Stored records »
<<<<

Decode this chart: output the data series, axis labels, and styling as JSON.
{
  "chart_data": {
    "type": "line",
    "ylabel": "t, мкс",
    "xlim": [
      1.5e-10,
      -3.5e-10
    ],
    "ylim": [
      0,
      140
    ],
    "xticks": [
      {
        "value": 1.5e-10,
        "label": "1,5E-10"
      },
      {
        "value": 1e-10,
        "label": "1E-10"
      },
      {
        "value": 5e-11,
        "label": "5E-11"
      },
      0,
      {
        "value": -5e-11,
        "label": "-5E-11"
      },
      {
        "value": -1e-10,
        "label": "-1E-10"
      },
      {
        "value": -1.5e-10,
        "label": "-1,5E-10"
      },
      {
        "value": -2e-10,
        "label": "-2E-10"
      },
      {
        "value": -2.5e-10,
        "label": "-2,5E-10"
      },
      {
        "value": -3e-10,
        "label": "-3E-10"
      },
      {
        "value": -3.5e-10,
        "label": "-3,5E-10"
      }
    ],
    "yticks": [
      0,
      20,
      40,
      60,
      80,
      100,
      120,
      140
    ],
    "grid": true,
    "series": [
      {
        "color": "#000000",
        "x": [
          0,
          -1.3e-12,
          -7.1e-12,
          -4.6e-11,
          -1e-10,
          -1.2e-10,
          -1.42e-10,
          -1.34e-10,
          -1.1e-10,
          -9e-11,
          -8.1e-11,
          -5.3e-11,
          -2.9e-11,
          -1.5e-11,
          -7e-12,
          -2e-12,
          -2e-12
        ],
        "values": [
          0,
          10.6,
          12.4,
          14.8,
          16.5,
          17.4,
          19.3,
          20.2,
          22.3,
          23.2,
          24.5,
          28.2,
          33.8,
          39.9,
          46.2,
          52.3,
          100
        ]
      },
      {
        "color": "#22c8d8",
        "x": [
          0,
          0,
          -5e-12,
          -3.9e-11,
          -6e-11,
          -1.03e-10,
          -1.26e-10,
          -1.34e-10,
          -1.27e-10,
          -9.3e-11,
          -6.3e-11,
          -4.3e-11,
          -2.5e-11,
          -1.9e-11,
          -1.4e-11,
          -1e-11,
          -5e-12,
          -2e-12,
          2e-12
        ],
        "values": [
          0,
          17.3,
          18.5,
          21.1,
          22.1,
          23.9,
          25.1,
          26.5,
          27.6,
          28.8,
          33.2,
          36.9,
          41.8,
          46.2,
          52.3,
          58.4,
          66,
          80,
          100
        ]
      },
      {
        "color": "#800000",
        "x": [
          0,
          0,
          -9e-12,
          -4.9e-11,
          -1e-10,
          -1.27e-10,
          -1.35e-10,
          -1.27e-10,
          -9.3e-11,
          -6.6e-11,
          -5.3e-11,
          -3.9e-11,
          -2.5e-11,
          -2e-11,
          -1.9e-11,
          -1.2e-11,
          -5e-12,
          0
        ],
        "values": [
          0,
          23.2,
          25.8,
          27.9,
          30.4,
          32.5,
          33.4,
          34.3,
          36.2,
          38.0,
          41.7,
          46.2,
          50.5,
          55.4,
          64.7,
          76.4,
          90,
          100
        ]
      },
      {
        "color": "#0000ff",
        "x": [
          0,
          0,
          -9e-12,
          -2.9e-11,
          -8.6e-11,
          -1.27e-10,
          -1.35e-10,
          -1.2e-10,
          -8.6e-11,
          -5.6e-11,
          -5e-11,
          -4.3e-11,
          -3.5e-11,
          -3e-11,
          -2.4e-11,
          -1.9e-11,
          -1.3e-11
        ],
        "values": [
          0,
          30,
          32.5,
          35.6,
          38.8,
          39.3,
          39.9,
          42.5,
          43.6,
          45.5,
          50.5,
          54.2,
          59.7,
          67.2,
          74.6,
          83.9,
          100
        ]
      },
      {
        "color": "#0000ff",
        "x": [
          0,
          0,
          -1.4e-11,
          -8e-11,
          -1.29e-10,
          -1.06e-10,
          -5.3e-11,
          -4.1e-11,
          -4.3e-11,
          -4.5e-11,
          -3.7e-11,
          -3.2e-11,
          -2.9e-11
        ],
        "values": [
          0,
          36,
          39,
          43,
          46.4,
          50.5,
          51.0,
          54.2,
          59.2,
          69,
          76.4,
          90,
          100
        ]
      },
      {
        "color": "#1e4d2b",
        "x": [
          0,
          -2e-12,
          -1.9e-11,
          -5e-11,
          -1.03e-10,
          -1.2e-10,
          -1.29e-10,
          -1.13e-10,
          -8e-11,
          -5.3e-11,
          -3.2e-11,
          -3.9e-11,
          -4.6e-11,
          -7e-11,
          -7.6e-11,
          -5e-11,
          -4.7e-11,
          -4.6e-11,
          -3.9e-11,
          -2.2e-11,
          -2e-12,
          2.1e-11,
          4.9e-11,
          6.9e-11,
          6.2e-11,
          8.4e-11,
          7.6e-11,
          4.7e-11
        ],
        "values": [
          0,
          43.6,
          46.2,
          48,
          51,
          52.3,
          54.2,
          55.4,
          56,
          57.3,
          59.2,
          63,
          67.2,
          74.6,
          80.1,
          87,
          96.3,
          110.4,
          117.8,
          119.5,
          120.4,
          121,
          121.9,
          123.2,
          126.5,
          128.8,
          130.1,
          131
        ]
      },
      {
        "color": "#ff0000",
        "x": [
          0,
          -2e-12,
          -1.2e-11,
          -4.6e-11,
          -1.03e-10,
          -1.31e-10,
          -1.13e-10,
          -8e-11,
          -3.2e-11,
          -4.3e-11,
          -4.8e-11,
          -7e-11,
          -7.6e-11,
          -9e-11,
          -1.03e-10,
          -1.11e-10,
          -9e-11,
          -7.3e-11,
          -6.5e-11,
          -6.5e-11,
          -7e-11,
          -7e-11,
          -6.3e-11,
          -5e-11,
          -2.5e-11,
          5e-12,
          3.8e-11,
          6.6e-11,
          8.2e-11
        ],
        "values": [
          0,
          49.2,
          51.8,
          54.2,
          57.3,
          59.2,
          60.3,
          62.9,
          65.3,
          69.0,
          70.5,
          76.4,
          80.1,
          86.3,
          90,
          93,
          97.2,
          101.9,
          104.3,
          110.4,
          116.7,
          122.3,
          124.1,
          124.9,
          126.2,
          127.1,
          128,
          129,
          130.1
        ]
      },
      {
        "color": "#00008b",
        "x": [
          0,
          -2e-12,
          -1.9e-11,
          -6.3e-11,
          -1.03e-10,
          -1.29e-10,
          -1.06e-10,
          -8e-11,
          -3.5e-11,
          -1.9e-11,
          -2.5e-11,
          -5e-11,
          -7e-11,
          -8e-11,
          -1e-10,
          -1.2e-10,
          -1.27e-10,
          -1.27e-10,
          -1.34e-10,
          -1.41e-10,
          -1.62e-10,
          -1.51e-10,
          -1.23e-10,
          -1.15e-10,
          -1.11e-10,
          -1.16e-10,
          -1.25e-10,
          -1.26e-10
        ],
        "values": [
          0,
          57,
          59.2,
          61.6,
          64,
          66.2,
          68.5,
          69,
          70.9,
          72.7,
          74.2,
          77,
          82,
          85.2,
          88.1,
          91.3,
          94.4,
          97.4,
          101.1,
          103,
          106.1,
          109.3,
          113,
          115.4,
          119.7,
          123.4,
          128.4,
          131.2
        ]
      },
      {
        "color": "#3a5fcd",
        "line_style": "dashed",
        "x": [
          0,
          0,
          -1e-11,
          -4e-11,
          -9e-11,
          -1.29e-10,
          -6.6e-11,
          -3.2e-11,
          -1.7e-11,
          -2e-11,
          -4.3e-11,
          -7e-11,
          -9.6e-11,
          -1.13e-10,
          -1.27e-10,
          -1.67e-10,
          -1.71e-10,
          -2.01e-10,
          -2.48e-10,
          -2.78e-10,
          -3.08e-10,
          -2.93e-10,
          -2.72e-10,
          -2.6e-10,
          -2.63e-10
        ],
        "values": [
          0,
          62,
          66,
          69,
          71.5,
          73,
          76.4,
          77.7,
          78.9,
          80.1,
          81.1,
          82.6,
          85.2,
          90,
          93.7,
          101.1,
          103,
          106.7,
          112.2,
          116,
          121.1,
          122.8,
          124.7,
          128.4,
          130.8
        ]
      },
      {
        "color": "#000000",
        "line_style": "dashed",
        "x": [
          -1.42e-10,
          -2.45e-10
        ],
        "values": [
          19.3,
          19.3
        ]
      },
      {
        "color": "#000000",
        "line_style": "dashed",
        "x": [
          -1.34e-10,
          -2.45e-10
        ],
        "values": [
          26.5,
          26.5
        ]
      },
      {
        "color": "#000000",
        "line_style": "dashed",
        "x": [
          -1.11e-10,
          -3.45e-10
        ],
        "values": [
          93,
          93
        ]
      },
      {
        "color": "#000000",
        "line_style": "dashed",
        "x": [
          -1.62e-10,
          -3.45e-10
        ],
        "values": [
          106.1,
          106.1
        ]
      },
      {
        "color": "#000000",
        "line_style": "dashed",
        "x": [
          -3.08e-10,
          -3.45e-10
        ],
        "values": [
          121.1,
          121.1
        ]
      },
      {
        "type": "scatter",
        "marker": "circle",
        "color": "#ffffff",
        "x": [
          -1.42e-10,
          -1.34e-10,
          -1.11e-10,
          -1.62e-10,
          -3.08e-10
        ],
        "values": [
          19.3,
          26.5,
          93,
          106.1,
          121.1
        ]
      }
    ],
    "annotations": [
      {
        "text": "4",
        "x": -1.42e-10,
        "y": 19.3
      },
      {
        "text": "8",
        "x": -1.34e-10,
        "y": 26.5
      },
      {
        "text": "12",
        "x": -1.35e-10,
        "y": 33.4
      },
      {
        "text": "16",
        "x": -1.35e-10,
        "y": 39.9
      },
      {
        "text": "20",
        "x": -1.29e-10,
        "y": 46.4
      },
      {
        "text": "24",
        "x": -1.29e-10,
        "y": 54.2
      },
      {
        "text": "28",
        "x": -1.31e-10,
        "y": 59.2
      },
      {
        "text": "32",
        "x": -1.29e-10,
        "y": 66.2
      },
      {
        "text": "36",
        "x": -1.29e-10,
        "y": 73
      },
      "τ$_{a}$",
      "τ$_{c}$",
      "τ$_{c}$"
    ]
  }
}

>>>>

EXERCISE DESCRIPTION » Report each line in the preceding entries that holds the string "series".

RESULT »
Decode this chart: output the data series, axis labels, and styling as JSON.
    "series": [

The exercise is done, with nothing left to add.